Reescreva o trecho que vai do início dos registros até a linha com "revenue-q3-value: $ 36.7", inclusive. Troque "revenue-divider" por "revenue-separator" e deixe todo o resto igual.
━━━━━━
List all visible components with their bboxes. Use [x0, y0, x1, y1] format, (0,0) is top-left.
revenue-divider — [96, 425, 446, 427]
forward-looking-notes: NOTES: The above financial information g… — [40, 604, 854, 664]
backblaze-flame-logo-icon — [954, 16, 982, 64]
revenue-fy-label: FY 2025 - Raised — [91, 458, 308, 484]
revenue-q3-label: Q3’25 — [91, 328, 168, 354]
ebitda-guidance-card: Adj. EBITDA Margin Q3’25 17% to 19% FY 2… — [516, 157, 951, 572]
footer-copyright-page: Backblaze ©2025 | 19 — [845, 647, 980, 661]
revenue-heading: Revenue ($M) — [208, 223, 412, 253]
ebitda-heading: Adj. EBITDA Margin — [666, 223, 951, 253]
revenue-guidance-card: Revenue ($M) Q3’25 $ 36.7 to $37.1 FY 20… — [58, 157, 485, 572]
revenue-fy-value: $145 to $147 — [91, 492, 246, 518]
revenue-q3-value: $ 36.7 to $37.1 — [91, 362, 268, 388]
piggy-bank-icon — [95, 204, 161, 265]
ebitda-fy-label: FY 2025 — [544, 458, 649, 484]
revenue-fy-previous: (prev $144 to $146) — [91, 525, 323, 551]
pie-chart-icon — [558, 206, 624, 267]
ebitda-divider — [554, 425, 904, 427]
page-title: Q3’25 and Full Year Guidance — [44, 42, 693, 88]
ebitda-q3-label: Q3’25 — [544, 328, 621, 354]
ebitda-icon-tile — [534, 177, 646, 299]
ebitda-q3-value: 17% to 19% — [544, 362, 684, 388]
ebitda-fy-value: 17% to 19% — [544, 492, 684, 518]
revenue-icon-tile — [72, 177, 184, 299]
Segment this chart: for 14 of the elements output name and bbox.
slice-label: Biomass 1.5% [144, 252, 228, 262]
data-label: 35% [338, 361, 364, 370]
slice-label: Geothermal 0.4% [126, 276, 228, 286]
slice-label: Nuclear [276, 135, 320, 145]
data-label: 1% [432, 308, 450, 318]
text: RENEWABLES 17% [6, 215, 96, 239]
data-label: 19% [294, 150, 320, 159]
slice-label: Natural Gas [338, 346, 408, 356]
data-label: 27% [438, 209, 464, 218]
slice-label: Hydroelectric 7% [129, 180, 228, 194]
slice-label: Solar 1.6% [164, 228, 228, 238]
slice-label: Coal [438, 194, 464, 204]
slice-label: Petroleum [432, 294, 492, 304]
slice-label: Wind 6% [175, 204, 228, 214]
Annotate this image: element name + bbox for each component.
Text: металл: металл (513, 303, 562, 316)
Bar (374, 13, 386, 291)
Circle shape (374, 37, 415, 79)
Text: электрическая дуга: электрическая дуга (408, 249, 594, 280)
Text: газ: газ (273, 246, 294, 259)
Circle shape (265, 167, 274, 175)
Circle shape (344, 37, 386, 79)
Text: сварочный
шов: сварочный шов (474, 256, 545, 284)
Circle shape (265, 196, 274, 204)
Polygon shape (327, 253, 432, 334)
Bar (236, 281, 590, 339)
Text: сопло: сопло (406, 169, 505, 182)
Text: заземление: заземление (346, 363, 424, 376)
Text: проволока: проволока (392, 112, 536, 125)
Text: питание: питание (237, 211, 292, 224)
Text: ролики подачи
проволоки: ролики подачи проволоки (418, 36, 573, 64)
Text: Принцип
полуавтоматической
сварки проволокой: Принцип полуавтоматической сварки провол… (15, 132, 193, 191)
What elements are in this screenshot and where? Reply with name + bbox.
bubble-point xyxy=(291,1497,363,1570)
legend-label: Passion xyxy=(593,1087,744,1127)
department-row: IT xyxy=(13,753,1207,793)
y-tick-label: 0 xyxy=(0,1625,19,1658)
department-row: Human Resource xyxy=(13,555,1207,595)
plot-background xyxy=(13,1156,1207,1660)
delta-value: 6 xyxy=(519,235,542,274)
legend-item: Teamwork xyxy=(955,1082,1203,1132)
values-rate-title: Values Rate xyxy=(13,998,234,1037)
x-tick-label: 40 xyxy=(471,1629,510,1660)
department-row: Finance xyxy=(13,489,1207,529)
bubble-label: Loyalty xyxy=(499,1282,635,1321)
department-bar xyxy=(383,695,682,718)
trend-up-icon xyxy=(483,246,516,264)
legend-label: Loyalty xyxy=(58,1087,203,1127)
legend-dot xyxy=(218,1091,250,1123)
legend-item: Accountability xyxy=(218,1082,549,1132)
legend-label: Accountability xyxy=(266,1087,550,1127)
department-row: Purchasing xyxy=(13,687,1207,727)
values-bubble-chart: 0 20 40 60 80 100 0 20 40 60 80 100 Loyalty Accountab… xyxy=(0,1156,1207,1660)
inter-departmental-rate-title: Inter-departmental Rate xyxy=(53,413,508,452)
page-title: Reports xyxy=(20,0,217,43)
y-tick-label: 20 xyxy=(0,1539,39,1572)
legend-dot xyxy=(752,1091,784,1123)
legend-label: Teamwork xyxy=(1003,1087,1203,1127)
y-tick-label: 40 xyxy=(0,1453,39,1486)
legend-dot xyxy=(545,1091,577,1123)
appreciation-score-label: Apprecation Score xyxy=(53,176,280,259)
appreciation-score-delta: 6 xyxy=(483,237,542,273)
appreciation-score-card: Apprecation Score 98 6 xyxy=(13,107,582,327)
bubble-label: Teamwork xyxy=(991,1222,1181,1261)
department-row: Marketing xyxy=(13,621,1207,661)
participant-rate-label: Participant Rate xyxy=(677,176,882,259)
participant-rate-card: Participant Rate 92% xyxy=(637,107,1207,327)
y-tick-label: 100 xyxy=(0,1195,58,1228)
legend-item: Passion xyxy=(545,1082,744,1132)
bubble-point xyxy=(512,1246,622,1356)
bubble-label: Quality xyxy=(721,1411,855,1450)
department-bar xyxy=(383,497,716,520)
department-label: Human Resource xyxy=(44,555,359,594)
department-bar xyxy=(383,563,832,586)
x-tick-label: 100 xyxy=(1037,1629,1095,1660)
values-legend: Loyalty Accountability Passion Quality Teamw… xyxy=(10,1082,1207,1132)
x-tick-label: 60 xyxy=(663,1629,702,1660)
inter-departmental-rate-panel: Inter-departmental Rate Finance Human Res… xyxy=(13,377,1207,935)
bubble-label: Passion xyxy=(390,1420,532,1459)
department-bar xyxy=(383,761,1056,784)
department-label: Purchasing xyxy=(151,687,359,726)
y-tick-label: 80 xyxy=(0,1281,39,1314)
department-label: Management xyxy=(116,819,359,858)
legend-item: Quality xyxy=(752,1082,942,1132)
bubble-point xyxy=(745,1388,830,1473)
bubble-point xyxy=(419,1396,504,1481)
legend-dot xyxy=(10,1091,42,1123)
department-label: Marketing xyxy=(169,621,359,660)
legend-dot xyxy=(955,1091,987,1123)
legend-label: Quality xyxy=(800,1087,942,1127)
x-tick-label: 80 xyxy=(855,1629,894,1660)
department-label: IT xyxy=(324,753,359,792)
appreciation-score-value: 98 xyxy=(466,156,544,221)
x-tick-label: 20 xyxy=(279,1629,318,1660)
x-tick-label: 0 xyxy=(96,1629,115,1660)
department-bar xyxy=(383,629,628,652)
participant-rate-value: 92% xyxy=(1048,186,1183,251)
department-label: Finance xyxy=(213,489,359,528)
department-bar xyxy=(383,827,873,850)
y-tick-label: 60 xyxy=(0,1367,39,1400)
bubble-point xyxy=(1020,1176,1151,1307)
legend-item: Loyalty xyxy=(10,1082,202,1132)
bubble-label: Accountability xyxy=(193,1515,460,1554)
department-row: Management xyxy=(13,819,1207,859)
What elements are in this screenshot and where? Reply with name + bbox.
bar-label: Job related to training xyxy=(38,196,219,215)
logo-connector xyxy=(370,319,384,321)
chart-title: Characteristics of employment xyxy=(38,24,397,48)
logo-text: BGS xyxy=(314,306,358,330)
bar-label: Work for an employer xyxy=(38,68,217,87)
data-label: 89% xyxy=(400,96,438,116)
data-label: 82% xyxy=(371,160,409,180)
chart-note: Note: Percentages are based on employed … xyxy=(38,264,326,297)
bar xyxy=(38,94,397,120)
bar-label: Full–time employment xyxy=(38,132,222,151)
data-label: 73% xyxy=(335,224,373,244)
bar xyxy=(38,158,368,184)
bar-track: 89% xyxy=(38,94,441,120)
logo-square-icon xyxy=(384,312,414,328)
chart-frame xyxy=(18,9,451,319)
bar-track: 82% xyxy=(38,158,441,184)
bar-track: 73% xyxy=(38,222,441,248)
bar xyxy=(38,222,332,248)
━━━━━━
§ **Resposta do exercício**
List all visible components with their bboxes. Use [x0, y0, x1, y1] format, (0,0) is top-left.
revenue-separator — [96, 425, 446, 427]
forward-looking-notes: NOTES: The above financial information g… — [40, 604, 854, 664]
backblaze-flame-logo-icon — [954, 16, 982, 64]
revenue-fy-label: FY 2025 - Raised — [91, 458, 308, 484]
revenue-q3-label: Q3’25 — [91, 328, 168, 354]
ebitda-guidance-card: Adj. EBITDA Margin Q3’25 17% to 19% FY 2… — [516, 157, 951, 572]
footer-copyright-page: Backblaze ©2025 | 19 — [845, 647, 980, 661]
revenue-heading: Revenue ($M) — [208, 223, 412, 253]
ebitda-heading: Adj. EBITDA Margin — [666, 223, 951, 253]
revenue-guidance-card: Revenue ($M) Q3’25 $ 36.7 to $37.1 FY 20… — [58, 157, 485, 572]
revenue-fy-value: $145 to $147 — [91, 492, 246, 518]
revenue-q3-value: $ 36.7 to $37.1 — [91, 362, 268, 388]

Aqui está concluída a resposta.